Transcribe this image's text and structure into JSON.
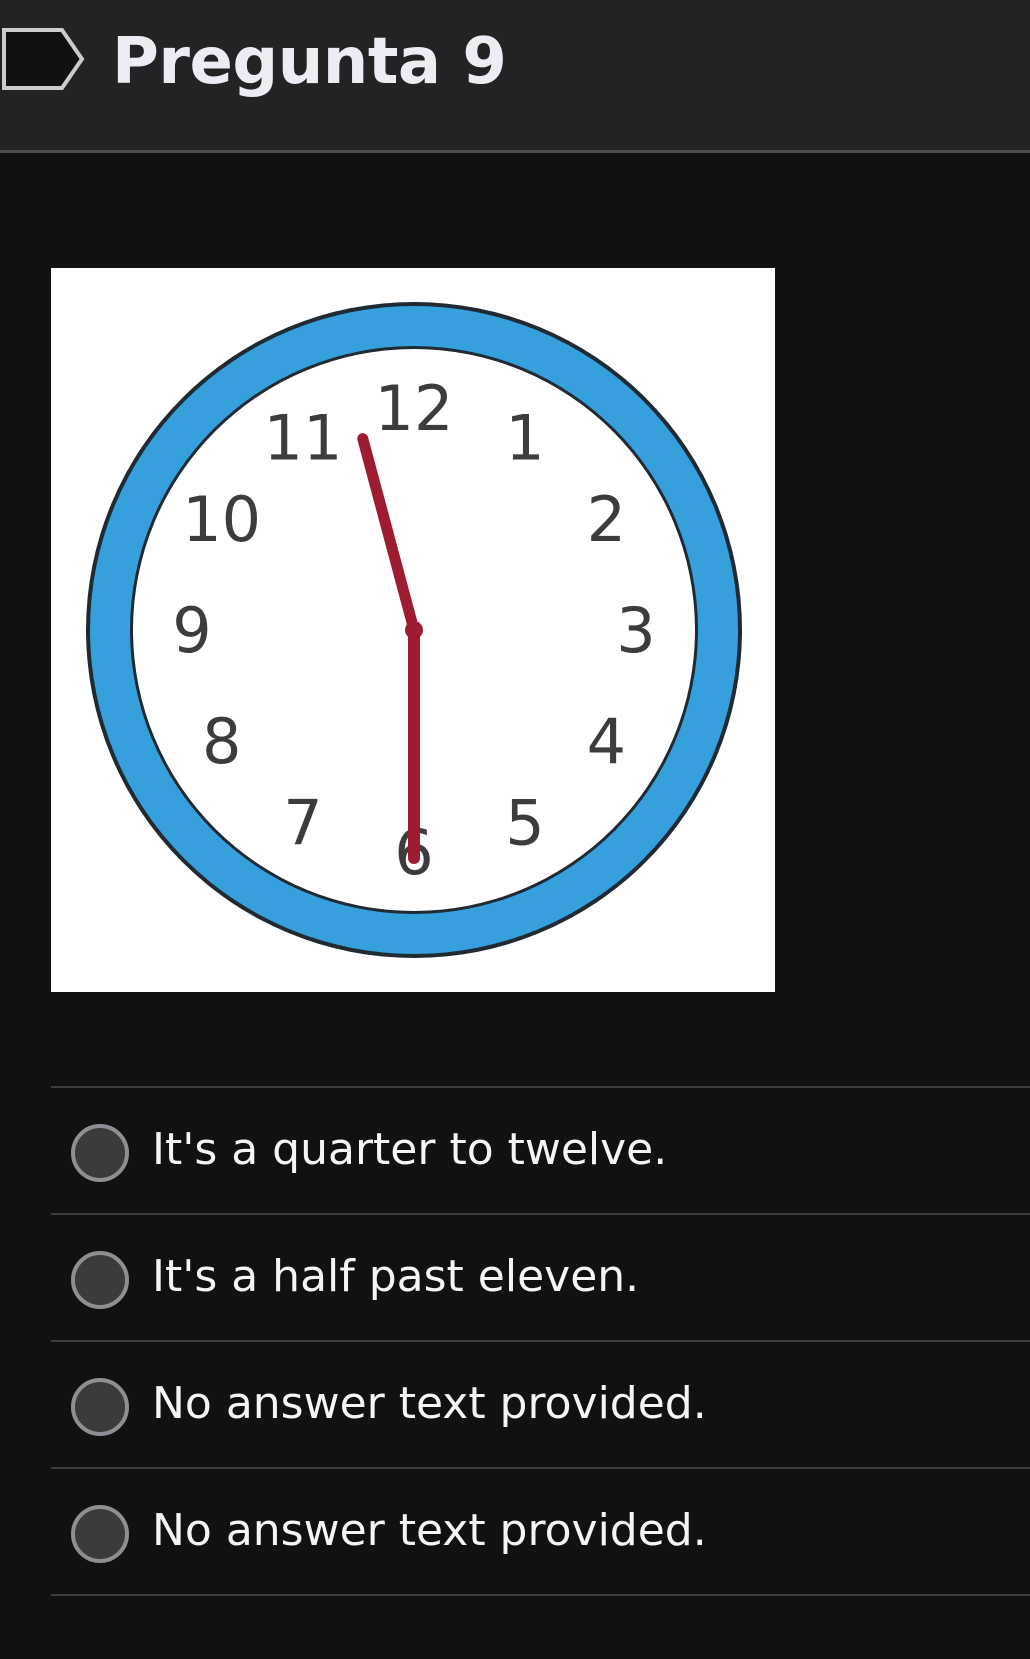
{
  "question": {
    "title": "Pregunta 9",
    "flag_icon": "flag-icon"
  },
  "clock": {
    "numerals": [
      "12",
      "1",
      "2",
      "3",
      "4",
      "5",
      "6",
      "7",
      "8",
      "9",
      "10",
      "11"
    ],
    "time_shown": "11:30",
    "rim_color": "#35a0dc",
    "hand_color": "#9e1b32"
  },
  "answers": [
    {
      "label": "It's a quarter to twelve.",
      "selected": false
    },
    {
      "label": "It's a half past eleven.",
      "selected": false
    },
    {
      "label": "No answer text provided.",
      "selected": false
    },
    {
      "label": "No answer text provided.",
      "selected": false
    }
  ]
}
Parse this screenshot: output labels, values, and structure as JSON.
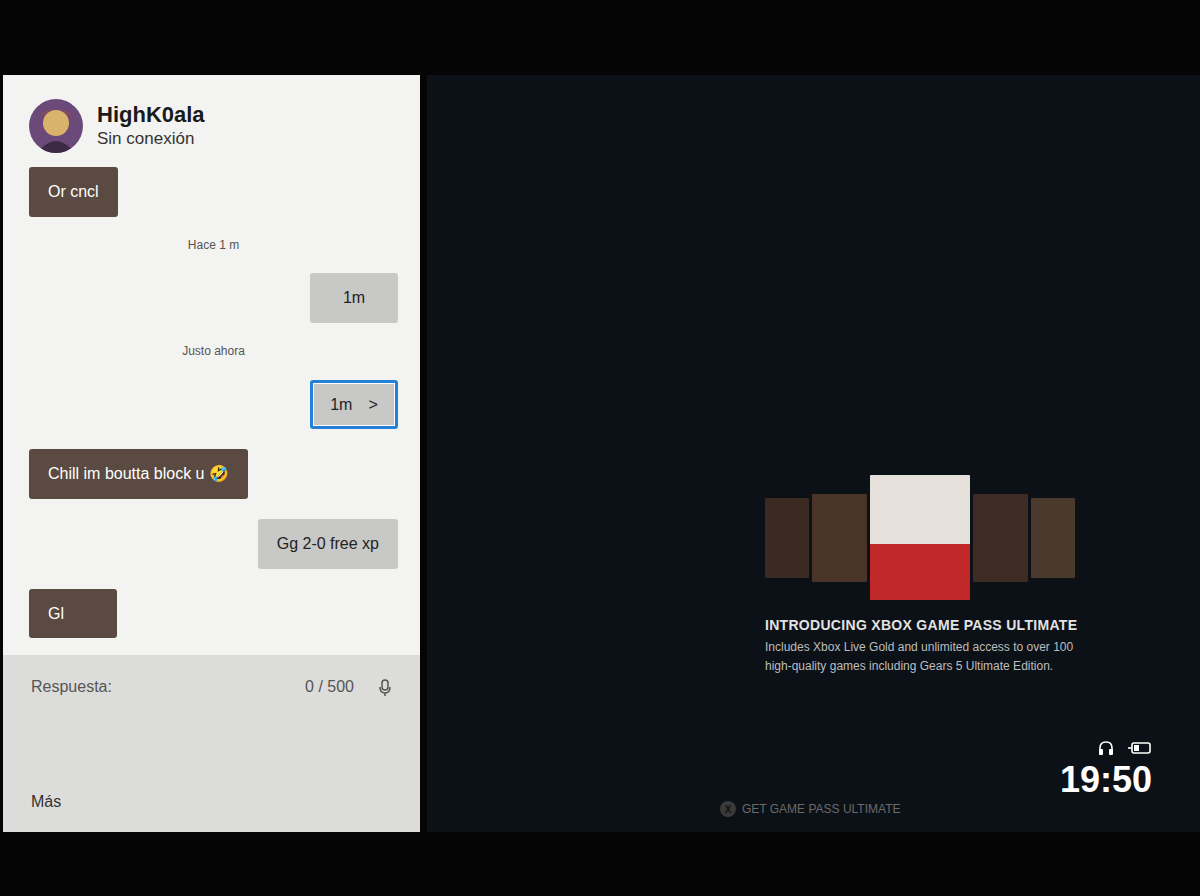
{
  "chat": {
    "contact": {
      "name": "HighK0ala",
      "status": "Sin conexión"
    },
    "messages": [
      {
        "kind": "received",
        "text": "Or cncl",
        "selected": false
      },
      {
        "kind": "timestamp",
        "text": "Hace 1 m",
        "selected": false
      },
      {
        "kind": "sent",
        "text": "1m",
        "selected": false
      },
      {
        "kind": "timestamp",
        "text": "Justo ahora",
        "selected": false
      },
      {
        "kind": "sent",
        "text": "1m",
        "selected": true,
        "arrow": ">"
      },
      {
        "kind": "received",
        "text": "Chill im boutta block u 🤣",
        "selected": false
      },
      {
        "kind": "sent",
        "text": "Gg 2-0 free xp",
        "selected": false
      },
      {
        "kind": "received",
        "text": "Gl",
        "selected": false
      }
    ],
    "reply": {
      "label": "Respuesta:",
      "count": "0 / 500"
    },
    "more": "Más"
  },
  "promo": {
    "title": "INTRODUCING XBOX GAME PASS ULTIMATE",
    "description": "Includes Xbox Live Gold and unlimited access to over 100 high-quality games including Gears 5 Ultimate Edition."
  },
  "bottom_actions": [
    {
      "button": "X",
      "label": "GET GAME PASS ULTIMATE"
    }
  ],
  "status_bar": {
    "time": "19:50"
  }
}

→ Aim of the exercise:
Your copy should hold every record word for word and none of the pictures.

→ Expected answer:
Transcribe this image's text and structure into JSON.
{
  "question": {
    "title": "Pregunta 9",
    "flag_icon": "flag-icon"
  },
  "clock": {
    "numerals": [
      "12",
      "1",
      "2",
      "3",
      "4",
      "5",
      "6",
      "7",
      "8",
      "9",
      "10",
      "11"
    ],
    "time_shown": "11:30",
    "rim_color": "#35a0dc",
    "hand_color": "#9e1b32"
  },
  "answers": [
    {
      "label": "It's a quarter to twelve.",
      "selected": false
    },
    {
      "label": "It's a half past eleven.",
      "selected": false
    },
    {
      "label": "No answer text provided.",
      "selected": false
    },
    {
      "label": "No answer text provided.",
      "selected": false
    }
  ]
}
Parse this screenshot: output labels, values, and structure as JSON.
{
  "chat": {
    "contact": {
      "name": "HighK0ala",
      "status": "Sin conexión"
    },
    "messages": [
      {
        "kind": "received",
        "text": "Or cncl",
        "selected": false
      },
      {
        "kind": "timestamp",
        "text": "Hace 1 m",
        "selected": false
      },
      {
        "kind": "sent",
        "text": "1m",
        "selected": false
      },
      {
        "kind": "timestamp",
        "text": "Justo ahora",
        "selected": false
      },
      {
        "kind": "sent",
        "text": "1m",
        "selected": true,
        "arrow": ">"
      },
      {
        "kind": "received",
        "text": "Chill im boutta block u 🤣",
        "selected": false
      },
      {
        "kind": "sent",
        "text": "Gg 2-0 free xp",
        "selected": false
      },
      {
        "kind": "received",
        "text": "Gl",
        "selected": false
      }
    ],
    "reply": {
      "label": "Respuesta:",
      "count": "0 / 500"
    },
    "more": "Más"
  },
  "promo": {
    "title": "INTRODUCING XBOX GAME PASS ULTIMATE",
    "description": "Includes Xbox Live Gold and unlimited access to over 100 high-quality games including Gears 5 Ultimate Edition."
  },
  "bottom_actions": [
    {
      "button": "X",
      "label": "GET GAME PASS ULTIMATE"
    }
  ],
  "status_bar": {
    "time": "19:50"
  }
}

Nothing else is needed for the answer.